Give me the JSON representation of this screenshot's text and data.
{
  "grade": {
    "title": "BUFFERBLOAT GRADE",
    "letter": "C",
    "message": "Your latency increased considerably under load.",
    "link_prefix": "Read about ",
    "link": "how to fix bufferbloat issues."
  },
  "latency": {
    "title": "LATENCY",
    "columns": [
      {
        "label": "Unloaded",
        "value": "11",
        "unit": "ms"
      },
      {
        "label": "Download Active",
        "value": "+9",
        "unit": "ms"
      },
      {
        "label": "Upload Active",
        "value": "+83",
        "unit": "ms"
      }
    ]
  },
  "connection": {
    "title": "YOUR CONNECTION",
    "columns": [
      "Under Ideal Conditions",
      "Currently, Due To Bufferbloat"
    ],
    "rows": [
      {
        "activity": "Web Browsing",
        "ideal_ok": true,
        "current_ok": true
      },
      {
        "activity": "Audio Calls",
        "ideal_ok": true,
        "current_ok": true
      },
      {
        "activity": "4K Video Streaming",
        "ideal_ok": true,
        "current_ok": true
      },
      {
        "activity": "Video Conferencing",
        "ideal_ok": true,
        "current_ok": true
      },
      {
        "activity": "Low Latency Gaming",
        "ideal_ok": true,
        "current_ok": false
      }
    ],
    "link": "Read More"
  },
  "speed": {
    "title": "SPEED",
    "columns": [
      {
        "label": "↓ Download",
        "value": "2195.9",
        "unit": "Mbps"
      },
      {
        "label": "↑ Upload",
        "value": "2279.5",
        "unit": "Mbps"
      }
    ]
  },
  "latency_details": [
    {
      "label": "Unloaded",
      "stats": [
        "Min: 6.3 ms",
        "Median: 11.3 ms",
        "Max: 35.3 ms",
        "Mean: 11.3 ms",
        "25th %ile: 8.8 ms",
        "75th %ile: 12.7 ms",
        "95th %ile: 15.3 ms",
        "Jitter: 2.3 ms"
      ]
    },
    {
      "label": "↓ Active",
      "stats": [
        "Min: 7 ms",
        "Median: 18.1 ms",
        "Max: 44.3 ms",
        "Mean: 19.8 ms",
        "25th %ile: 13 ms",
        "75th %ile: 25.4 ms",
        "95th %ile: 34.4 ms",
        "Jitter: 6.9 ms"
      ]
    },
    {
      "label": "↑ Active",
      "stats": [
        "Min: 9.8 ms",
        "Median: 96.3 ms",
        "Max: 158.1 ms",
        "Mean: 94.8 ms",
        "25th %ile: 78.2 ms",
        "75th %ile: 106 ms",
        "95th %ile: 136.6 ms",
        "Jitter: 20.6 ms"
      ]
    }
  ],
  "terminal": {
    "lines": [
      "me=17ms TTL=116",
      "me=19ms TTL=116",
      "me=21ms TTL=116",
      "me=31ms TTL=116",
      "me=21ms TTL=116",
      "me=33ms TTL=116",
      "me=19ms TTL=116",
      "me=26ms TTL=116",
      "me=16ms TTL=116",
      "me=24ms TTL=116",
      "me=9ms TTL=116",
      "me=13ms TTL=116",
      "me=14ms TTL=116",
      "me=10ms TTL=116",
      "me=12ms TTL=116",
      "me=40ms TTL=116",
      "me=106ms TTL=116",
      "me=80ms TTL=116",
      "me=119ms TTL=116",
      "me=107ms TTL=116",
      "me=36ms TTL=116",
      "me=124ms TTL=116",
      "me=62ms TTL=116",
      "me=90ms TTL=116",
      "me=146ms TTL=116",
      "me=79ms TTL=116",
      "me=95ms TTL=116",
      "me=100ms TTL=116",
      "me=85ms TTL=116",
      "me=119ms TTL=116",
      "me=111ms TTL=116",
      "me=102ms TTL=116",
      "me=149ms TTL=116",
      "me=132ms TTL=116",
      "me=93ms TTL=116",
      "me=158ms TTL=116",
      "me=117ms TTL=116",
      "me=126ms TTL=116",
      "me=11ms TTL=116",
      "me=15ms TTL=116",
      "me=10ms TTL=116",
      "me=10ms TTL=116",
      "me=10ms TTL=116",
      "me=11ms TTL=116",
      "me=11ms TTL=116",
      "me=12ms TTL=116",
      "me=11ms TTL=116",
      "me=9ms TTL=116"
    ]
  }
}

_THE TASK:_ Please quote the records above exactly, without skipping a line.

_RESPONSE TO THE TASK:_
Give me the JSON representation of this screenshot's text and data.
{
  "grade": {
    "title": "BUFFERBLOAT GRADE",
    "letter": "C",
    "message": "Your latency increased considerably under load.",
    "link_prefix": "Read about ",
    "link": "how to fix bufferbloat issues."
  },
  "latency": {
    "title": "LATENCY",
    "columns": [
      {
        "label": "Unloaded",
        "value": "11",
        "unit": "ms"
      },
      {
        "label": "Download Active",
        "value": "+9",
        "unit": "ms"
      },
      {
        "label": "Upload Active",
        "value": "+83",
        "unit": "ms"
      }
    ]
  },
  "connection": {
    "title": "YOUR CONNECTION",
    "columns": [
      "Under Ideal Conditions",
      "Currently, Due To Bufferbloat"
    ],
    "rows": [
      {
        "activity": "Web Browsing",
        "ideal_ok": true,
        "current_ok": true
      },
      {
        "activity": "Audio Calls",
        "ideal_ok": true,
        "current_ok": true
      },
      {
        "activity": "4K Video Streaming",
        "ideal_ok": true,
        "current_ok": true
      },
      {
        "activity": "Video Conferencing",
        "ideal_ok": true,
        "current_ok": true
      },
      {
        "activity": "Low Latency Gaming",
        "ideal_ok": true,
        "current_ok": false
      }
    ],
    "link": "Read More"
  },
  "speed": {
    "title": "SPEED",
    "columns": [
      {
        "label": "↓ Download",
        "value": "2195.9",
        "unit": "Mbps"
      },
      {
        "label": "↑ Upload",
        "value": "2279.5",
        "unit": "Mbps"
      }
    ]
  },
  "latency_details": [
    {
      "label": "Unloaded",
      "stats": [
        "Min: 6.3 ms",
        "Median: 11.3 ms",
        "Max: 35.3 ms",
        "Mean: 11.3 ms",
        "25th %ile: 8.8 ms",
        "75th %ile: 12.7 ms",
        "95th %ile: 15.3 ms",
        "Jitter: 2.3 ms"
      ]
    },
    {
      "label": "↓ Active",
      "stats": [
        "Min: 7 ms",
        "Median: 18.1 ms",
        "Max: 44.3 ms",
        "Mean: 19.8 ms",
        "25th %ile: 13 ms",
        "75th %ile: 25.4 ms",
        "95th %ile: 34.4 ms",
        "Jitter: 6.9 ms"
      ]
    },
    {
      "label": "↑ Active",
      "stats": [
        "Min: 9.8 ms",
        "Median: 96.3 ms",
        "Max: 158.1 ms",
        "Mean: 94.8 ms",
        "25th %ile: 78.2 ms",
        "75th %ile: 106 ms",
        "95th %ile: 136.6 ms",
        "Jitter: 20.6 ms"
      ]
    }
  ],
  "terminal": {
    "lines": [
      "me=17ms TTL=116",
      "me=19ms TTL=116",
      "me=21ms TTL=116",
      "me=31ms TTL=116",
      "me=21ms TTL=116",
      "me=33ms TTL=116",
      "me=19ms TTL=116",
      "me=26ms TTL=116",
      "me=16ms TTL=116",
      "me=24ms TTL=116",
      "me=9ms TTL=116",
      "me=13ms TTL=116",
      "me=14ms TTL=116",
      "me=10ms TTL=116",
      "me=12ms TTL=116",
      "me=40ms TTL=116",
      "me=106ms TTL=116",
      "me=80ms TTL=116",
      "me=119ms TTL=116",
      "me=107ms TTL=116",
      "me=36ms TTL=116",
      "me=124ms TTL=116",
      "me=62ms TTL=116",
      "me=90ms TTL=116",
      "me=146ms TTL=116",
      "me=79ms TTL=116",
      "me=95ms TTL=116",
      "me=100ms TTL=116",
      "me=85ms TTL=116",
      "me=119ms TTL=116",
      "me=111ms TTL=116",
      "me=102ms TTL=116",
      "me=149ms TTL=116",
      "me=132ms TTL=116",
      "me=93ms TTL=116",
      "me=158ms TTL=116",
      "me=117ms TTL=116",
      "me=126ms TTL=116",
      "me=11ms TTL=116",
      "me=15ms TTL=116",
      "me=10ms TTL=116",
      "me=10ms TTL=116",
      "me=10ms TTL=116",
      "me=11ms TTL=116",
      "me=11ms TTL=116",
      "me=12ms TTL=116",
      "me=11ms TTL=116",
      "me=9ms TTL=116"
    ]
  }
}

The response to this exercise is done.